Reproduce all entries word for word.

Extracted data entries
****
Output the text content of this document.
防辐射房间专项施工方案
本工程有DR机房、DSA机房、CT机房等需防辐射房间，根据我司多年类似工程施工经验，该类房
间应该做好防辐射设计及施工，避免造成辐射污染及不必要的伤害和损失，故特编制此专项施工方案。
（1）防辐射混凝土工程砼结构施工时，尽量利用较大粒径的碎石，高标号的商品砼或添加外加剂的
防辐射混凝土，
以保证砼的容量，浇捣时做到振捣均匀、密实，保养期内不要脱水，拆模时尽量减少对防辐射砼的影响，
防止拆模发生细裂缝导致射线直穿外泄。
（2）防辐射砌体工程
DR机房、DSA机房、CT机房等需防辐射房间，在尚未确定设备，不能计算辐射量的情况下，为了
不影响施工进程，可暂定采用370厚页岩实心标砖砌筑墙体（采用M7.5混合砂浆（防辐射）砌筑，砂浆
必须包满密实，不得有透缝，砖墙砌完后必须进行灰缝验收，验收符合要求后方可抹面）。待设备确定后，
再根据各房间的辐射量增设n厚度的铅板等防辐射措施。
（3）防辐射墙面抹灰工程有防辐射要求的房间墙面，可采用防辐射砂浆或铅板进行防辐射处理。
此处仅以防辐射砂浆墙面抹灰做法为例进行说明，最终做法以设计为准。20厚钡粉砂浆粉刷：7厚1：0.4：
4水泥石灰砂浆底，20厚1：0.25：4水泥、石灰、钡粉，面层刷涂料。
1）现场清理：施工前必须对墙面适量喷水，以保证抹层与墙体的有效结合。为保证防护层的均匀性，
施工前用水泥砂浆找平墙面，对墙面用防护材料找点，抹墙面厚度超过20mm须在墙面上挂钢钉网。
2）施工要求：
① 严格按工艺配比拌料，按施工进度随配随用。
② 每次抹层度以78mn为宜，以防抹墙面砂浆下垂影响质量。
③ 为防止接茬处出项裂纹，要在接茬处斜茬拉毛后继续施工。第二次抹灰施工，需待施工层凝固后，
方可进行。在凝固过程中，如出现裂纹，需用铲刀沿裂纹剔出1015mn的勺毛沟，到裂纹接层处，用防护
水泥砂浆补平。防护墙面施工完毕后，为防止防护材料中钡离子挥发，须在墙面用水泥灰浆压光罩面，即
****
**Task output**.
Output the text content of this document.
防辐射房间专项施工方案
本工程有DR机房、DSA机房、CT机房等需防辐射房间，根据我司多年类似工程施工经验，该类房
间应该做好防辐射设计及施工，避免造成辐射污染及不必要的伤害和损失，故特编制此专项施工方案。
（1）防辐射混凝土工程砼结构施工时，尽量利用较大粒径的碎石，高标号的商品砼或添加外加剂的
防辐射混凝土，
以保证砼的容量，浇捣时做到振捣均匀、密实，保养期内不要脱水，拆模时尽量减少对防辐射砼的影响，
防止拆模发生细裂缝导致射线直穿外泄。
（2）防辐射砌体工程
DR机房、DSA机房、CT机房等需防辐射房间，在尚未确定设备，不能计算辐射量的情况下，为了
不影响施工进程，可暂定采用370厚页岩实心标砖砌筑墙体（采用M7.5混合砂浆（防辐射）砌筑，砂浆
必须包满密实，不得有透缝，砖墙砌完后必须进行灰缝验收，验收符合要求后方可抹面）。待设备确定后，
再根据各房间的辐射量增设n厚度的铅板等防辐射措施。
（3）防辐射墙面抹灰工程有防辐射要求的房间墙面，可采用防辐射砂浆或铅板进行防辐射处理。
此处仅以防辐射砂浆墙面抹灰做法为例进行说明，最终做法以设计为准。20厚钡粉砂浆粉刷：7厚1：0.4：
4水泥石灰砂浆底，20厚1：0.25：4水泥、石灰、钡粉，面层刷涂料。
1）现场清理：施工前必须对墙面适量喷水，以保证抹层与墙体的有效结合。为保证防护层的均匀性，
施工前用水泥砂浆找平墙面，对墙面用防护材料找点，抹墙面厚度超过20mm须在墙面上挂钢钉网。
2）施工要求：
① 严格按工艺配比拌料，按施工进度随配随用。
② 每次抹层度以78mn为宜，以防抹墙面砂浆下垂影响质量。
③ 为防止接茬处出项裂纹，要在接茬处斜茬拉毛后继续施工。第二次抹灰施工，需待施工层凝固后，
方可进行。在凝固过程中，如出现裂纹，需用铲刀沿裂纹剔出1015mn的勺毛沟，到裂纹接层处，用防护
水泥砂浆补平。防护墙面施工完毕后，为防止防护材料中钡离子挥发，须在墙面用水泥灰浆压光罩面，即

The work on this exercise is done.